» **Exercise requirements**
Carry on the commentary on Medicare reform from its last sentence, continuing in the same formal voice.

» **Document text**

▼

Two ideas on how to save Medicare

The Medicare Payment Advisory Commission recently released its 2012 annual health spending report. If left unchanged, Medicare spending is projected to increase from today’s 3.7 percent of gross domestic product to 6 percent in 2040.

Medicare’s current fee-for-service structure has created inefficiencies and huge financial challenges. By 2024, the program will be entirely bankrupt — five years earlier than projected in 2010. In the next 75 years, Medicare faces unfunded liabilities of up to $36 trillion. And given political uncertainties, Medicare’s chief actuary has warned that future costs could be substantially larger than estimated.

Medicare’s current path is unsustainable. To save the program, lawmakers must act now, but Democrats and Republicans have developed diverging views on what Medicare reform should look like.

The debate boils down to control over the program. Should plans and pricing should be set by a government board of appointed bureaucrats, or driven by competitive consumer choice, as it is in the market-driven Medicare Part D program?

Before them are two very different visions for Medicare: President Obama’s newly created Independent Payment Advisory Board, and Rep. Paul Ryan’s new budget proposal.

When it comes to preserving Medicare, the president’s solution comes up short. The main cost control element of the 2010 Affordable Care Act, IPAB is a powerful and unaccountable board of 15 presidential appointees. These individuals are tasked with combating runaway Medicare costs.

▲

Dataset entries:
▼

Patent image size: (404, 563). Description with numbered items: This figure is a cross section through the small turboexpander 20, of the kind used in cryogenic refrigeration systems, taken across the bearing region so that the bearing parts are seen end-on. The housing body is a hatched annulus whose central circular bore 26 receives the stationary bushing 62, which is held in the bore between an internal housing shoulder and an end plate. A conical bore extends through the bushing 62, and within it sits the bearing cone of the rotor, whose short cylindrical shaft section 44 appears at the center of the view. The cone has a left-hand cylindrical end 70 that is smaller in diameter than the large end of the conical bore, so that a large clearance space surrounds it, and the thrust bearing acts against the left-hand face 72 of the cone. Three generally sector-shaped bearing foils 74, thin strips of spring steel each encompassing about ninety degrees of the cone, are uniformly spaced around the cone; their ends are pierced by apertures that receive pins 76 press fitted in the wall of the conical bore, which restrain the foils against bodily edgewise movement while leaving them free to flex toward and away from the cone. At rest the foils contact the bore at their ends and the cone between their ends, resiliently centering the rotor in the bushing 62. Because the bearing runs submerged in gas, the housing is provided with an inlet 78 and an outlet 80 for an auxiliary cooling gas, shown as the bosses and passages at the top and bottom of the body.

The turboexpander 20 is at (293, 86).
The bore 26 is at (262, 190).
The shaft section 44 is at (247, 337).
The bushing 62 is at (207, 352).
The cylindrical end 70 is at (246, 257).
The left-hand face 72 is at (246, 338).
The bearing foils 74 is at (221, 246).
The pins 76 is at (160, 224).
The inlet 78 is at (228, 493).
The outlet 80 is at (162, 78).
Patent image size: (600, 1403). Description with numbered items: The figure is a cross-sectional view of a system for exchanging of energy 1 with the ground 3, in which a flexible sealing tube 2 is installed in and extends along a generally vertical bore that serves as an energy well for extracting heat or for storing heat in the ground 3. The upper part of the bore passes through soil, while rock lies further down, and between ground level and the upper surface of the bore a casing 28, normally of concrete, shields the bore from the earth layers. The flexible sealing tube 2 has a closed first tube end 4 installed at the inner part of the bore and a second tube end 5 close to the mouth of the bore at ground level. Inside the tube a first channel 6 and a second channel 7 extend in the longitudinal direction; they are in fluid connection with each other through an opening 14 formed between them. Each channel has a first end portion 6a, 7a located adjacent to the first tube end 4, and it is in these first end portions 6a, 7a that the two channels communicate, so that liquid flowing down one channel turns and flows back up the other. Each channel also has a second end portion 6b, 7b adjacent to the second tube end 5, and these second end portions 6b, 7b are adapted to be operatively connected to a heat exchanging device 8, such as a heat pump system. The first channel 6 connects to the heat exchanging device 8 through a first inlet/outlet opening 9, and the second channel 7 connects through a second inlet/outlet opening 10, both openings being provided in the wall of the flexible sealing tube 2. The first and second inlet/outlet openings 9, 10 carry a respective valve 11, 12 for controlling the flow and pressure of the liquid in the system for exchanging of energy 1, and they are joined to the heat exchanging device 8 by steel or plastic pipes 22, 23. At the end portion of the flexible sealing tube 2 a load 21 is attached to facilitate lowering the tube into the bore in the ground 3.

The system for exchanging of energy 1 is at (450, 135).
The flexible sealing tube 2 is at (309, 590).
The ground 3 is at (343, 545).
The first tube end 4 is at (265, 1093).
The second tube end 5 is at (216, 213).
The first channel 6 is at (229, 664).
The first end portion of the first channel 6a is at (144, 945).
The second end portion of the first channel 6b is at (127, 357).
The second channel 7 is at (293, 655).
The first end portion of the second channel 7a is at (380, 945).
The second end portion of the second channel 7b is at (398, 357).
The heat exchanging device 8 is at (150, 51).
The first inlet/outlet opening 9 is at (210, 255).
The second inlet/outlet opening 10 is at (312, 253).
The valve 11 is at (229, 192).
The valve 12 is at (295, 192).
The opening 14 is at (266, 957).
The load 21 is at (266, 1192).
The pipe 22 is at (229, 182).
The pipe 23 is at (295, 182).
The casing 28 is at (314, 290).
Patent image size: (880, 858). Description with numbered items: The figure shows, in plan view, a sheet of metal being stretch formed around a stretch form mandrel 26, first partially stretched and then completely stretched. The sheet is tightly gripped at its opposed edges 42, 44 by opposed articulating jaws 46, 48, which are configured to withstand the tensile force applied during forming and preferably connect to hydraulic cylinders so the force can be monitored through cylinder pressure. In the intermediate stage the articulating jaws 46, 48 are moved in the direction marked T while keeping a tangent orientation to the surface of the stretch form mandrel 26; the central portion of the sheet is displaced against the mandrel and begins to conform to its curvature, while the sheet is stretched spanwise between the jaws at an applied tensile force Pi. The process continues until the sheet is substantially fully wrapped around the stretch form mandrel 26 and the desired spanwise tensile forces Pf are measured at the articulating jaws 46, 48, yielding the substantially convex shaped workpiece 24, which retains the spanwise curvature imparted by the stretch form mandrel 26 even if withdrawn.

▲

» **Expected output**
Beginning in 2014, if Medicare expenses exceed predetermined levels, these bureaucrats must recommend spending cuts. But they are limited in the kinds of savings they can propose. IPAB can’t alter Medicare’s eligibility requirements or premiums. All it can really do to limit expenditures is slash reimbursement rates to health care providers.

A ratcheting down of these rates would threaten America’s Medicare enrollees. Indeed, the financial burden of too-low payments under Medicare has driven 17 percent of doctors and 31 percent of primary care physicians across the country out of the Medicare program altogether, according to a study from the American Medical Association.

Worse, when IPAB does make such a policy recommendation, however detrimental, it can only be overridden by a two-thirds congressional supermajority, or passage of a law with equal spending cuts. Essentially, IPAB’s recommendations are equivalent to law.

Leaving Medicare in the hands of government technocrats won’t save the program. It will only sacrifice quality of care for Medicare enrollees.

If, on the other hand, lawmakers lean toward Ryan’s plan, a component of his budget proposal recently approved by the House, Medicare may actually stand a chance.

The congressman’s plan has potential because it emulates the competitive structure of the successful Part D program. With Medicare’s drug benefit, private insurers vie for seniors’ business — competing on price and choice. The government stays out of these price negotiations, allowing market forces to have their full effect.

Thanks to this competition, Part D has become our country’s most successful and popular entitlement program. Seniors love their wide choice of prescription plans and the low prices at which they are able to obtain medications.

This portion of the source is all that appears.